>> Start Data excerpts

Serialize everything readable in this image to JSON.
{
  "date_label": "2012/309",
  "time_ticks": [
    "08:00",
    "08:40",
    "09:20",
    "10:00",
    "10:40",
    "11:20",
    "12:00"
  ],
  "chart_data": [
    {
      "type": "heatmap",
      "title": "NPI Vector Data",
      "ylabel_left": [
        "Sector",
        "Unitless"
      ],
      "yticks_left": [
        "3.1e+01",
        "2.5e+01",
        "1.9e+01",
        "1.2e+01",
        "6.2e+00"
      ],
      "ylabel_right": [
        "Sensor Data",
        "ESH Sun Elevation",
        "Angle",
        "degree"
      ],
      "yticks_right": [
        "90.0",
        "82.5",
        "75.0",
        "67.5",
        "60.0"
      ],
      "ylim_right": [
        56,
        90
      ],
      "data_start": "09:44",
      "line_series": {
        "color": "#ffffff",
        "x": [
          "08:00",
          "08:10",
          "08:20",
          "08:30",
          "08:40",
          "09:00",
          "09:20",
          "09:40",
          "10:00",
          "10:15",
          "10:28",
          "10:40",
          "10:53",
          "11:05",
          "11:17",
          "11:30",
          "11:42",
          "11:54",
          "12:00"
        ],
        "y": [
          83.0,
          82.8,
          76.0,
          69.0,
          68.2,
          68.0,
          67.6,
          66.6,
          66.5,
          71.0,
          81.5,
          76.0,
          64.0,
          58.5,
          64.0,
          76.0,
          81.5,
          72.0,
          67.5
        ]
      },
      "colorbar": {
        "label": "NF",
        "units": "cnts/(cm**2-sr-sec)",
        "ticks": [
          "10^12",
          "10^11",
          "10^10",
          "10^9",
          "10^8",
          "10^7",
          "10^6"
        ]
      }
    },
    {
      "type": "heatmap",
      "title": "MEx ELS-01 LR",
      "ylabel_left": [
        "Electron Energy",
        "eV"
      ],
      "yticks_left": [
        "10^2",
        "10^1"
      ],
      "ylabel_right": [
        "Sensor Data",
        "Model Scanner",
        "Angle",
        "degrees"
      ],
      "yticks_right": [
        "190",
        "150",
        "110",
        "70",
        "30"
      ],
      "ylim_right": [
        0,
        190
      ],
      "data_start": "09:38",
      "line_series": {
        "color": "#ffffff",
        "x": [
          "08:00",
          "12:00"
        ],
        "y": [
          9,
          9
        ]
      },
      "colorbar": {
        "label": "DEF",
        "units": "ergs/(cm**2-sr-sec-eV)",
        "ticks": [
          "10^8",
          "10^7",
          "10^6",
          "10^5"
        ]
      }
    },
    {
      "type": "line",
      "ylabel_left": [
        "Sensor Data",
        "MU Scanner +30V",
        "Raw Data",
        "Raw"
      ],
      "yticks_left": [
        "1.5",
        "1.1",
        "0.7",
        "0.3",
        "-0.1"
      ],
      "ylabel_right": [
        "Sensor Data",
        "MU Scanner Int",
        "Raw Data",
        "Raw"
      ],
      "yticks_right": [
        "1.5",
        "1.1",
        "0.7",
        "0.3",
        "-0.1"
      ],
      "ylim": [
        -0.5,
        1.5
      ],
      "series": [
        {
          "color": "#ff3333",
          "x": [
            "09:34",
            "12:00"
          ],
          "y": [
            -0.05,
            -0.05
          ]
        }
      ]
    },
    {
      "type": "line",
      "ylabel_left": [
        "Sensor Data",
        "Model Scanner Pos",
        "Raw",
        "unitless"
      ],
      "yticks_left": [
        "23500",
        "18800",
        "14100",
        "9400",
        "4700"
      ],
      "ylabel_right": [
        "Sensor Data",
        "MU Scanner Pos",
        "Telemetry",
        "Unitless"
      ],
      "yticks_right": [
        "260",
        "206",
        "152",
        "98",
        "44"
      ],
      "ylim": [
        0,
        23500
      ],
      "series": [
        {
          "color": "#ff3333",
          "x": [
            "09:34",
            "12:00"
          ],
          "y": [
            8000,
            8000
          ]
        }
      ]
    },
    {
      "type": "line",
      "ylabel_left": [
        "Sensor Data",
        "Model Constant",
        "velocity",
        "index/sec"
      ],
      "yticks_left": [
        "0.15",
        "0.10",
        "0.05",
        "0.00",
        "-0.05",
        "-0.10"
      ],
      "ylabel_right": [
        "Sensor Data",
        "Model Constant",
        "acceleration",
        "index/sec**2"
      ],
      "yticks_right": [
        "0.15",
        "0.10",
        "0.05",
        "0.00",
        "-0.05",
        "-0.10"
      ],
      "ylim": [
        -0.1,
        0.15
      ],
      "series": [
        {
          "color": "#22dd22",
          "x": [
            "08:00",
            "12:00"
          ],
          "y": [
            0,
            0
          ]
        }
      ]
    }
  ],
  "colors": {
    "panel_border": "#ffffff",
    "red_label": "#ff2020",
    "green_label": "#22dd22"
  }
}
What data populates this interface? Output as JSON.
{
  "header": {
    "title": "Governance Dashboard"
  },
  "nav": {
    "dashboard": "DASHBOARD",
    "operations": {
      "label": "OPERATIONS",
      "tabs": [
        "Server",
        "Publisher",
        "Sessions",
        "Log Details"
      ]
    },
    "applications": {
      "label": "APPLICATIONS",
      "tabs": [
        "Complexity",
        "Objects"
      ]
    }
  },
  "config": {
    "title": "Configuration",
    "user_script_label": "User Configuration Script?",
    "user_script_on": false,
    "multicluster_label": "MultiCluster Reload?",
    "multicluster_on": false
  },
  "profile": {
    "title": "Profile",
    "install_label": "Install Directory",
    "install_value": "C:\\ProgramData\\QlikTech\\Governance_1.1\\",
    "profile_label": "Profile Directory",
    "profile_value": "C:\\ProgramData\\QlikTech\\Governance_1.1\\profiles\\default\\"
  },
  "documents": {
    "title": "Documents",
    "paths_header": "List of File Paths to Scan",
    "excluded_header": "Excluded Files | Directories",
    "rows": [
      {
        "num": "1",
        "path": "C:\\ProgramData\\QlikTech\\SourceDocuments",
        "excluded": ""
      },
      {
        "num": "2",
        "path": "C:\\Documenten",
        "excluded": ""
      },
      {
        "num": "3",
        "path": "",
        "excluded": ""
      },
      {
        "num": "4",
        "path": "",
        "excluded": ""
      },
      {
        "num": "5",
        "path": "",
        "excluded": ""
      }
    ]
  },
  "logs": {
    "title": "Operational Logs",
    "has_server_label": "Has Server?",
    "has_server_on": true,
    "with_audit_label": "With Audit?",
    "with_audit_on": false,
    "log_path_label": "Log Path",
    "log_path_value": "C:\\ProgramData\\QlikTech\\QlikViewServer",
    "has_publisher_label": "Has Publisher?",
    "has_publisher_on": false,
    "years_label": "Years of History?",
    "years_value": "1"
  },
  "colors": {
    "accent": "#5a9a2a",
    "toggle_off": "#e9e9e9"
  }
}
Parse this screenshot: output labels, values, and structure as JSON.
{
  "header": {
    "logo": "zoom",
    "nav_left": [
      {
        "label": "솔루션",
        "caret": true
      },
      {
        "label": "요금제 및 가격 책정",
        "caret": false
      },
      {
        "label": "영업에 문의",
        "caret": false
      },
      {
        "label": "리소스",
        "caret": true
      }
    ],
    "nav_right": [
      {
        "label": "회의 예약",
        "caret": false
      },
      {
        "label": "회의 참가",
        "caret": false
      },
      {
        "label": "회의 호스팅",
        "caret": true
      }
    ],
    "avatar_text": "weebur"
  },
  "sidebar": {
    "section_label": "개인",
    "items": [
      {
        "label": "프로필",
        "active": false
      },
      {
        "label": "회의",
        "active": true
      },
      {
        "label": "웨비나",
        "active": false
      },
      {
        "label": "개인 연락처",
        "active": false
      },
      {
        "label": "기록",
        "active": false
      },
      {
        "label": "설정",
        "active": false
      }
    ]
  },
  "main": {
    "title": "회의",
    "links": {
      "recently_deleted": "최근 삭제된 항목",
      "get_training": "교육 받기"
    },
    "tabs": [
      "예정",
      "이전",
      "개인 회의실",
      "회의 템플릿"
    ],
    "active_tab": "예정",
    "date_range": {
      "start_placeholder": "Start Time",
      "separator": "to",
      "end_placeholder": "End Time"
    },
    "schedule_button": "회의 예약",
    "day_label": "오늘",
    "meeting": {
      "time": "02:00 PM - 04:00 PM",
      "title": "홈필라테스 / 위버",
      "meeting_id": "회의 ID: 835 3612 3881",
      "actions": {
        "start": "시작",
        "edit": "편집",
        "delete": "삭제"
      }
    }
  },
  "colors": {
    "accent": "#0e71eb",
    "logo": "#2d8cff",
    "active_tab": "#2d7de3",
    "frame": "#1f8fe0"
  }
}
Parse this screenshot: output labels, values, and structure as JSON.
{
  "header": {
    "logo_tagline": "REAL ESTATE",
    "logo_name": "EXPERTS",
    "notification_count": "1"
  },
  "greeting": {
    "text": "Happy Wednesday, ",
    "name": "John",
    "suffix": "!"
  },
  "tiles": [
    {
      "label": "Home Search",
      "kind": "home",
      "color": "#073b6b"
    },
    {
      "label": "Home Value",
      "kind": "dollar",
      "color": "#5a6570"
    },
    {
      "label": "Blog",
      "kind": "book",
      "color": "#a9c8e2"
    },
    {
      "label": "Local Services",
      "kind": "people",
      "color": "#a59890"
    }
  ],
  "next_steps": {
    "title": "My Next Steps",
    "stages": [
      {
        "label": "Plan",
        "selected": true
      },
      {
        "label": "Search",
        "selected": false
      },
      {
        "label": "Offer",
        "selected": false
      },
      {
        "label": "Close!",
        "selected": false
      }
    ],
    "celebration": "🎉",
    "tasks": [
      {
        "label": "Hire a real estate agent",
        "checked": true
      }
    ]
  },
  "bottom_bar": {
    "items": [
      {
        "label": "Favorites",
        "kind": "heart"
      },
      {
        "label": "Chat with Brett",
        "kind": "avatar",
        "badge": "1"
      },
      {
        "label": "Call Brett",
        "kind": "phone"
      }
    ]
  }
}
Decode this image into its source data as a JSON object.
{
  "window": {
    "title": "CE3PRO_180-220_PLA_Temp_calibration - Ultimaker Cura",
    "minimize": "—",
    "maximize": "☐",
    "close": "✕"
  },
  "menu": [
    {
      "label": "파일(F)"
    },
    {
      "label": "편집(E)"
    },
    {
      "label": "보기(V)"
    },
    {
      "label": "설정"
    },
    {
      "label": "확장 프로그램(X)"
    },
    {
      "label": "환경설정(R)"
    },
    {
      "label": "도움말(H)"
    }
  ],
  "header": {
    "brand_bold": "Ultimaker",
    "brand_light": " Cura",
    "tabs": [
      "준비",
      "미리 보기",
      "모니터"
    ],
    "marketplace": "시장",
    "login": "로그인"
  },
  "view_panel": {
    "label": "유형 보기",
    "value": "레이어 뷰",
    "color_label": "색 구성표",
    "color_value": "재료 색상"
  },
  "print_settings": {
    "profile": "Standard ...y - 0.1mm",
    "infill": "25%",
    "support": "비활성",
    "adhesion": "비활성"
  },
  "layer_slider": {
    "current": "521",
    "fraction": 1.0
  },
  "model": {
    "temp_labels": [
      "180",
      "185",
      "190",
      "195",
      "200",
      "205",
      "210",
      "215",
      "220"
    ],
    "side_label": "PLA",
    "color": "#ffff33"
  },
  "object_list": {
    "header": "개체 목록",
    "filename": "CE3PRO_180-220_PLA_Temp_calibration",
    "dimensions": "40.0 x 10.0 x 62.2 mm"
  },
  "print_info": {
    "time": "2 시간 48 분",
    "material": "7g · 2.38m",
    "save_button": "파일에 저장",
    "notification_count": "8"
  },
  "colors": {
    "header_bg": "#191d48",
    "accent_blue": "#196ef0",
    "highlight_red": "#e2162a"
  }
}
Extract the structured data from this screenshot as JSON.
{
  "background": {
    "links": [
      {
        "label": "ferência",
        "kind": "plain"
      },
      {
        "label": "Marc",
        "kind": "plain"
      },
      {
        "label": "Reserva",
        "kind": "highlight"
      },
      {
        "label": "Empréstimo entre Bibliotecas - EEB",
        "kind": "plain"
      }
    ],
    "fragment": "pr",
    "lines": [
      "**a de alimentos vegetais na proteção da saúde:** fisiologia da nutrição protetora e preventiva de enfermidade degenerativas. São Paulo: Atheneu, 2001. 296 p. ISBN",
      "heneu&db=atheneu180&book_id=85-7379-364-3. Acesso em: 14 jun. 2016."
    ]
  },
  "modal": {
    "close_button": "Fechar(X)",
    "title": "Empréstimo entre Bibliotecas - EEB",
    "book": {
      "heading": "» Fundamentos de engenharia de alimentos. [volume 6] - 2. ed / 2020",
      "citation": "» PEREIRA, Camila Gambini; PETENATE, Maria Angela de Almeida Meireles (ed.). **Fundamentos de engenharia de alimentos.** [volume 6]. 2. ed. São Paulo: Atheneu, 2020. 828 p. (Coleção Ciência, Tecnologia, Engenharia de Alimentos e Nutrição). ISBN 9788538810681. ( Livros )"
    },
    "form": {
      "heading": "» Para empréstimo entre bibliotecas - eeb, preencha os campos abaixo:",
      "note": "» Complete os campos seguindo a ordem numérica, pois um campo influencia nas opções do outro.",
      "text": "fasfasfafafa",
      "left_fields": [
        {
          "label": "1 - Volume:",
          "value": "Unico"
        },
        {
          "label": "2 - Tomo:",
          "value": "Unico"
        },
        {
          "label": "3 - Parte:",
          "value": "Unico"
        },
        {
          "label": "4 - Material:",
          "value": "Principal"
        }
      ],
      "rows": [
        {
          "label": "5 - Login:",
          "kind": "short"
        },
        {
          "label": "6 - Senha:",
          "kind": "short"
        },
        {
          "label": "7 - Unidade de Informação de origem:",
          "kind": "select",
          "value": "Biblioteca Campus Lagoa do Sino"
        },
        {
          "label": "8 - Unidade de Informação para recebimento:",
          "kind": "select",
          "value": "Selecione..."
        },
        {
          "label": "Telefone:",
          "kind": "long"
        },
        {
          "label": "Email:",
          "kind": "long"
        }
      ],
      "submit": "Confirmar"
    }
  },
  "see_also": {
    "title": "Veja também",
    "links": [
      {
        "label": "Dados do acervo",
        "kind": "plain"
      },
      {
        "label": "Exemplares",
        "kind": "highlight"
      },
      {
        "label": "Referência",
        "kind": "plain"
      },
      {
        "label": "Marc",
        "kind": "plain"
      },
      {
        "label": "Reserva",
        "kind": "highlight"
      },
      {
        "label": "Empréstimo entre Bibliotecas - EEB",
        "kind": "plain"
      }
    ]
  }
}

>> End Data excerpts

Directions =
Find the word "Cura" in the entries, and copy every line it shows up in.

Response =
    "title": "CE3PRO_180-220_PLA_Temp_calibration - Ultimaker Cura",
    "brand_light": " Cura",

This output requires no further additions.